** Task instructions **
Quote every line as written. Omit pictures.

|---|

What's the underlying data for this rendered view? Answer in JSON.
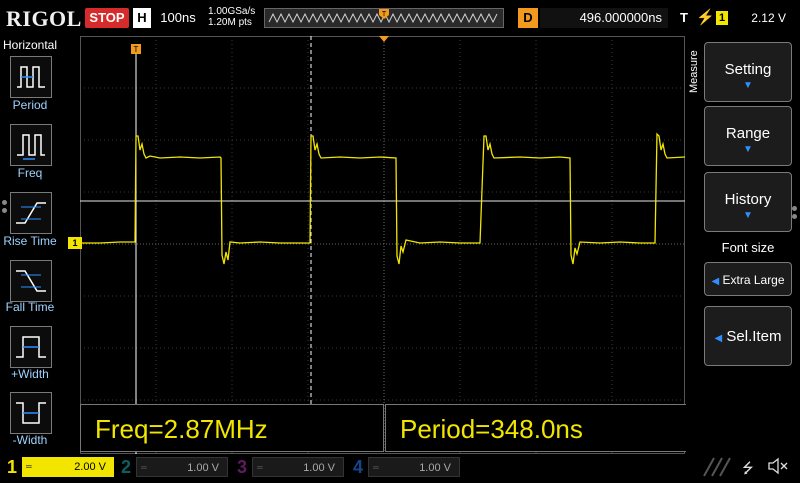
{
  "header": {
    "brand": "RIGOL",
    "run_state": "STOP",
    "horizontal_key": "H",
    "timebase": "100ns",
    "sample_rate": "1.00GSa/s",
    "memory_depth": "1.20M pts",
    "delay_key": "D",
    "delay_value": "496.000000ns",
    "trigger_key": "T",
    "trigger_source": "1",
    "trigger_level": "2.12 V"
  },
  "left_panel": {
    "title": "Horizontal",
    "items": [
      {
        "label": "Period",
        "icon": "period-icon"
      },
      {
        "label": "Freq",
        "icon": "freq-icon"
      },
      {
        "label": "Rise Time",
        "icon": "rise-time-icon"
      },
      {
        "label": "Fall Time",
        "icon": "fall-time-icon"
      },
      {
        "label": "+Width",
        "icon": "positive-width-icon"
      },
      {
        "label": "-Width",
        "icon": "negative-width-icon"
      }
    ]
  },
  "measurements": {
    "freq": "Freq=2.87MHz",
    "period": "Period=348.0ns"
  },
  "right_panel": {
    "tab": "Measure",
    "setting": "Setting",
    "range": "Range",
    "history": "History",
    "font_size_label": "Font size",
    "font_size_value": "Extra Large",
    "sel_item": "Sel.Item"
  },
  "markers": {
    "ch1_marker": "1",
    "trigger_marker": "T"
  },
  "channels": [
    {
      "num": "1",
      "scale": "2.00 V",
      "color": "#f2e600",
      "active": true
    },
    {
      "num": "2",
      "scale": "1.00 V",
      "color": "#17d4d6",
      "active": false
    },
    {
      "num": "3",
      "scale": "1.00 V",
      "color": "#d43cd4",
      "active": false
    },
    {
      "num": "4",
      "scale": "1.00 V",
      "color": "#2a7fff",
      "active": false
    }
  ],
  "colors": {
    "trace": "#f2e600",
    "trigger": "#f29a1d",
    "stop": "#d62b2b",
    "accent": "#2f8fff"
  }
}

|---|

** Reply **
What's the underlying data for this rendered view? Answer in JSON.
{
  "header": {
    "brand": "RIGOL",
    "run_state": "STOP",
    "horizontal_key": "H",
    "timebase": "100ns",
    "sample_rate": "1.00GSa/s",
    "memory_depth": "1.20M pts",
    "delay_key": "D",
    "delay_value": "496.000000ns",
    "trigger_key": "T",
    "trigger_source": "1",
    "trigger_level": "2.12 V"
  },
  "left_panel": {
    "title": "Horizontal",
    "items": [
      {
        "label": "Period",
        "icon": "period-icon"
      },
      {
        "label": "Freq",
        "icon": "freq-icon"
      },
      {
        "label": "Rise Time",
        "icon": "rise-time-icon"
      },
      {
        "label": "Fall Time",
        "icon": "fall-time-icon"
      },
      {
        "label": "+Width",
        "icon": "positive-width-icon"
      },
      {
        "label": "-Width",
        "icon": "negative-width-icon"
      }
    ]
  },
  "measurements": {
    "freq": "Freq=2.87MHz",
    "period": "Period=348.0ns"
  },
  "right_panel": {
    "tab": "Measure",
    "setting": "Setting",
    "range": "Range",
    "history": "History",
    "font_size_label": "Font size",
    "font_size_value": "Extra Large",
    "sel_item": "Sel.Item"
  },
  "markers": {
    "ch1_marker": "1",
    "trigger_marker": "T"
  },
  "channels": [
    {
      "num": "1",
      "scale": "2.00 V",
      "color": "#f2e600",
      "active": true
    },
    {
      "num": "2",
      "scale": "1.00 V",
      "color": "#17d4d6",
      "active": false
    },
    {
      "num": "3",
      "scale": "1.00 V",
      "color": "#d43cd4",
      "active": false
    },
    {
      "num": "4",
      "scale": "1.00 V",
      "color": "#2a7fff",
      "active": false
    }
  ],
  "colors": {
    "trace": "#f2e600",
    "trigger": "#f29a1d",
    "stop": "#d62b2b",
    "accent": "#2f8fff"
  }
}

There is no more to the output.